*What you are asked to do*
Lift out each line of the data that holds "this".

*Stored records*
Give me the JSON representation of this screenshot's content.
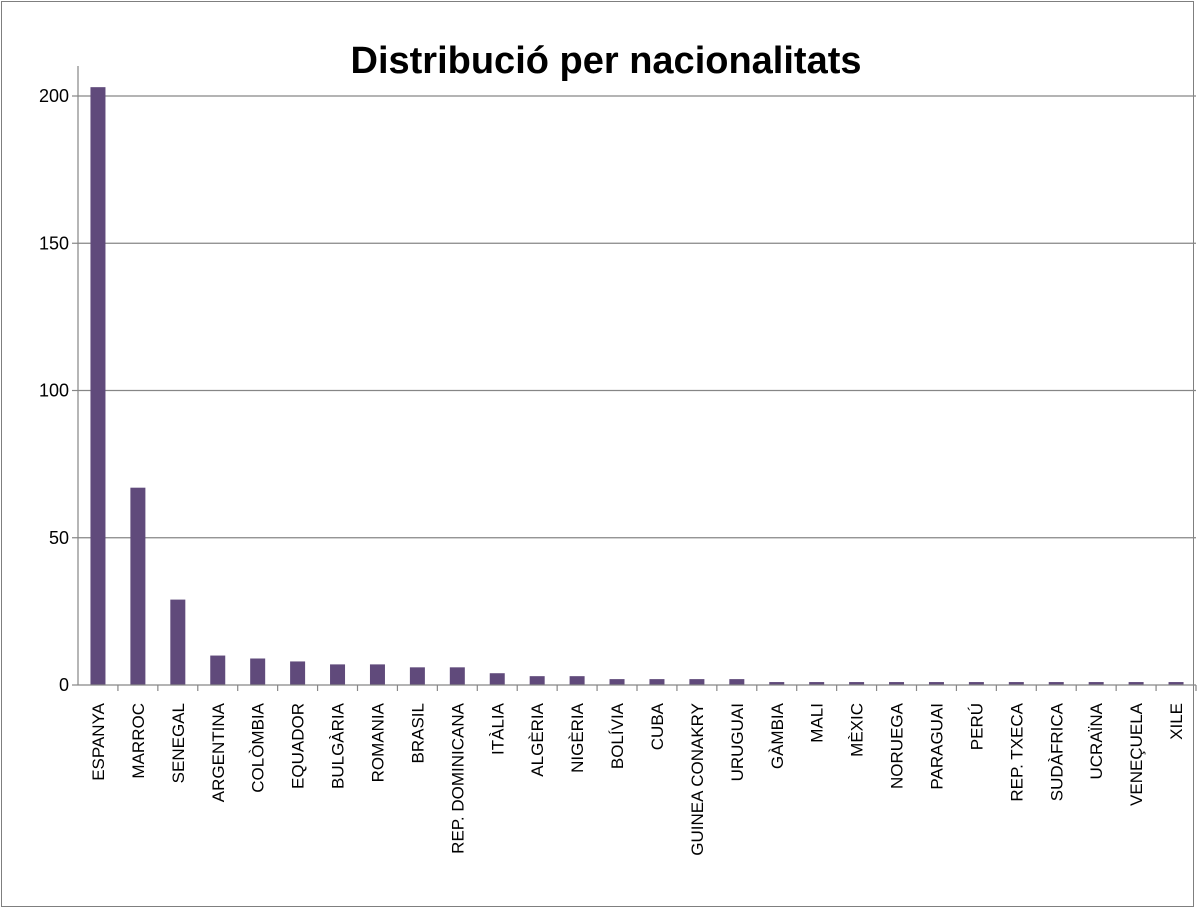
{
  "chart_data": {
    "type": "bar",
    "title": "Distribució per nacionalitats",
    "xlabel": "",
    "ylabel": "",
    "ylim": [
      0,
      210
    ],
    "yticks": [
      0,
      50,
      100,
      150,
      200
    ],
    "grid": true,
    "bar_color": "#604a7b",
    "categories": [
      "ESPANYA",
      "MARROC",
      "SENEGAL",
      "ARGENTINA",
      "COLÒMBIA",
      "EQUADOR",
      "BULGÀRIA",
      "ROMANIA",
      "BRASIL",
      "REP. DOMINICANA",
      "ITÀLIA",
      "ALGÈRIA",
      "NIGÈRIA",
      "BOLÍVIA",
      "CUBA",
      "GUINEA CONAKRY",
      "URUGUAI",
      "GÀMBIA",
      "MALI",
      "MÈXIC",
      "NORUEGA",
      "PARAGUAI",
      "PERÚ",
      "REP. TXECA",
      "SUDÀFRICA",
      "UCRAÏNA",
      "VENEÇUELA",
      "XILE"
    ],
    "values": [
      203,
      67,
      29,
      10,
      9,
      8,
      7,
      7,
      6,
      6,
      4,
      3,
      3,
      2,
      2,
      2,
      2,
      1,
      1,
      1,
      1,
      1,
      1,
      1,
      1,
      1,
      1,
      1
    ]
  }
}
--
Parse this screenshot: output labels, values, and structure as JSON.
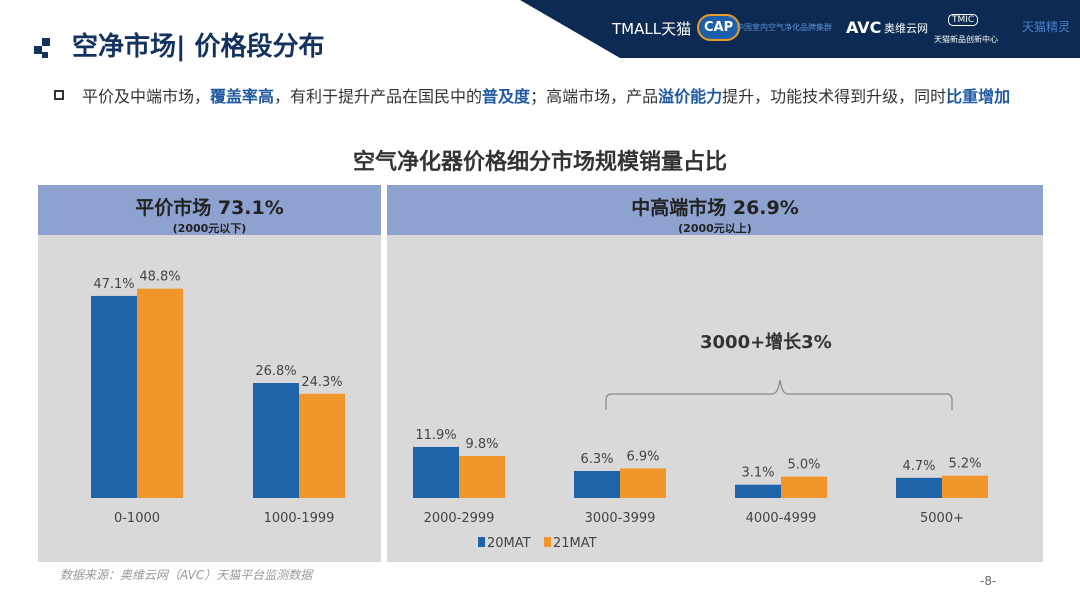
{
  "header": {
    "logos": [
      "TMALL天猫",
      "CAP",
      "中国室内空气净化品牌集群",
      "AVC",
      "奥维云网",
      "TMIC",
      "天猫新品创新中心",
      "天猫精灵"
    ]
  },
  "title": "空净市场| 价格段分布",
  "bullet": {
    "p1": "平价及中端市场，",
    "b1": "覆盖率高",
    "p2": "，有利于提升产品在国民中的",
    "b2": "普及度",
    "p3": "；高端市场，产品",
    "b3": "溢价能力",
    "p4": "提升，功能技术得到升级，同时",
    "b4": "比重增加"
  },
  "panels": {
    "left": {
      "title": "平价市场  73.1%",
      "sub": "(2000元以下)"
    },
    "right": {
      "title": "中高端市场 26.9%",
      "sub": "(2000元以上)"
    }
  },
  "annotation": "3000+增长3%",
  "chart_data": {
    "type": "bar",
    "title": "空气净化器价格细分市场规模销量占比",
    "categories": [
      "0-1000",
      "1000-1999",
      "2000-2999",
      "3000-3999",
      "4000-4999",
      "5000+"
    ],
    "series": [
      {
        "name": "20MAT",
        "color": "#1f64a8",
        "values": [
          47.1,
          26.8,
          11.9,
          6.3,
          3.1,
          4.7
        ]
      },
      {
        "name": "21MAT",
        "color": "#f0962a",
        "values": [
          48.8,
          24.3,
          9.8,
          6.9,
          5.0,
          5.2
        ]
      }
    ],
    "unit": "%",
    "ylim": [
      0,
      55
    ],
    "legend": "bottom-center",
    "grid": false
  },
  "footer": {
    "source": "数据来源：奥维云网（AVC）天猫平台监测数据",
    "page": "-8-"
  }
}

*Problem solution*
Give me the JSON representation of this screenshot's content.
Parse this screenshot: output labels, values, and structure as JSON.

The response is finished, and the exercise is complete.